* [Data provided]
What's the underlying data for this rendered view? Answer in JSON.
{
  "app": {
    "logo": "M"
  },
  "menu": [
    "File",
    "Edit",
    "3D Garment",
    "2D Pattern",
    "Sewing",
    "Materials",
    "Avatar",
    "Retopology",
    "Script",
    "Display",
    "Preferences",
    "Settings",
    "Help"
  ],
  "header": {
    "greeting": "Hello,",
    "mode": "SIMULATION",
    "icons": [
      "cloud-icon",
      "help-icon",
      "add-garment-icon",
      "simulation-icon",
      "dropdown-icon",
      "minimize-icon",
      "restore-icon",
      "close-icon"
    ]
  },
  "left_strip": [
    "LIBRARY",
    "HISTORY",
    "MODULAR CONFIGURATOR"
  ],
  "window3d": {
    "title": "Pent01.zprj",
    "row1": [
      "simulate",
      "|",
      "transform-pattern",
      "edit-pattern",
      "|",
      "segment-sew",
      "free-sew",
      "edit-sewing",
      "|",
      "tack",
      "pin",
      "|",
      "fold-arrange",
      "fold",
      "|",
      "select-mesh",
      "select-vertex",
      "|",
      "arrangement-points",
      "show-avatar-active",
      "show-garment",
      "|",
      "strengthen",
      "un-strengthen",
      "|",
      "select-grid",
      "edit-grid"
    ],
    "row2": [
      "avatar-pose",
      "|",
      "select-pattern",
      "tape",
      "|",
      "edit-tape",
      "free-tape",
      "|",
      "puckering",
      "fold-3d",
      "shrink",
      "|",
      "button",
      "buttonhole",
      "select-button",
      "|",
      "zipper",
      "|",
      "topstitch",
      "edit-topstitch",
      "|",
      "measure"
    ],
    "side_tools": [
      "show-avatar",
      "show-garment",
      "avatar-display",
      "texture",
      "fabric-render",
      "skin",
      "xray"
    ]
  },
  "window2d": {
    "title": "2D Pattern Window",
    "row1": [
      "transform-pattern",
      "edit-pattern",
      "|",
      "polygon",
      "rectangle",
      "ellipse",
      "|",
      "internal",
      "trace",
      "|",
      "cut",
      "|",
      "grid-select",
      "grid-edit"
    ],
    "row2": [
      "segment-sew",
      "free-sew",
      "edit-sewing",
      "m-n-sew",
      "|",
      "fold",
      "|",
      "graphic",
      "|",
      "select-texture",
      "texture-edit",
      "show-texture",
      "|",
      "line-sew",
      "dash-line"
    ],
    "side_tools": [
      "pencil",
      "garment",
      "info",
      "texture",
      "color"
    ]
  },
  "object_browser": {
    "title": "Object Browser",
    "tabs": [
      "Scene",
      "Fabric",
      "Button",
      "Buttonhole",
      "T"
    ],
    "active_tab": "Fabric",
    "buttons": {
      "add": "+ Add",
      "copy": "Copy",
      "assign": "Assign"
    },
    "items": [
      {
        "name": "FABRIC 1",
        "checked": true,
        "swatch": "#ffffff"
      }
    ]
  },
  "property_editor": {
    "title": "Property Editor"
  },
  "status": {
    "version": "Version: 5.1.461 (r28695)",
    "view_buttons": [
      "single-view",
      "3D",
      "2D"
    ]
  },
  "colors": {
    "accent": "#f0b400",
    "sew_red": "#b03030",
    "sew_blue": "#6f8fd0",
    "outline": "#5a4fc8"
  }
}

* [What you need to do] Reproduce the data, keeping every line exactly the same.

* [Answer to this exercise]
What's the underlying data for this rendered view? Answer in JSON.
{
  "app": {
    "logo": "M"
  },
  "menu": [
    "File",
    "Edit",
    "3D Garment",
    "2D Pattern",
    "Sewing",
    "Materials",
    "Avatar",
    "Retopology",
    "Script",
    "Display",
    "Preferences",
    "Settings",
    "Help"
  ],
  "header": {
    "greeting": "Hello,",
    "mode": "SIMULATION",
    "icons": [
      "cloud-icon",
      "help-icon",
      "add-garment-icon",
      "simulation-icon",
      "dropdown-icon",
      "minimize-icon",
      "restore-icon",
      "close-icon"
    ]
  },
  "left_strip": [
    "LIBRARY",
    "HISTORY",
    "MODULAR CONFIGURATOR"
  ],
  "window3d": {
    "title": "Pent01.zprj",
    "row1": [
      "simulate",
      "|",
      "transform-pattern",
      "edit-pattern",
      "|",
      "segment-sew",
      "free-sew",
      "edit-sewing",
      "|",
      "tack",
      "pin",
      "|",
      "fold-arrange",
      "fold",
      "|",
      "select-mesh",
      "select-vertex",
      "|",
      "arrangement-points",
      "show-avatar-active",
      "show-garment",
      "|",
      "strengthen",
      "un-strengthen",
      "|",
      "select-grid",
      "edit-grid"
    ],
    "row2": [
      "avatar-pose",
      "|",
      "select-pattern",
      "tape",
      "|",
      "edit-tape",
      "free-tape",
      "|",
      "puckering",
      "fold-3d",
      "shrink",
      "|",
      "button",
      "buttonhole",
      "select-button",
      "|",
      "zipper",
      "|",
      "topstitch",
      "edit-topstitch",
      "|",
      "measure"
    ],
    "side_tools": [
      "show-avatar",
      "show-garment",
      "avatar-display",
      "texture",
      "fabric-render",
      "skin",
      "xray"
    ]
  },
  "window2d": {
    "title": "2D Pattern Window",
    "row1": [
      "transform-pattern",
      "edit-pattern",
      "|",
      "polygon",
      "rectangle",
      "ellipse",
      "|",
      "internal",
      "trace",
      "|",
      "cut",
      "|",
      "grid-select",
      "grid-edit"
    ],
    "row2": [
      "segment-sew",
      "free-sew",
      "edit-sewing",
      "m-n-sew",
      "|",
      "fold",
      "|",
      "graphic",
      "|",
      "select-texture",
      "texture-edit",
      "show-texture",
      "|",
      "line-sew",
      "dash-line"
    ],
    "side_tools": [
      "pencil",
      "garment",
      "info",
      "texture",
      "color"
    ]
  },
  "object_browser": {
    "title": "Object Browser",
    "tabs": [
      "Scene",
      "Fabric",
      "Button",
      "Buttonhole",
      "T"
    ],
    "active_tab": "Fabric",
    "buttons": {
      "add": "+ Add",
      "copy": "Copy",
      "assign": "Assign"
    },
    "items": [
      {
        "name": "FABRIC 1",
        "checked": true,
        "swatch": "#ffffff"
      }
    ]
  },
  "property_editor": {
    "title": "Property Editor"
  },
  "status": {
    "version": "Version: 5.1.461 (r28695)",
    "view_buttons": [
      "single-view",
      "3D",
      "2D"
    ]
  },
  "colors": {
    "accent": "#f0b400",
    "sew_red": "#b03030",
    "sew_blue": "#6f8fd0",
    "outline": "#5a4fc8"
  }
}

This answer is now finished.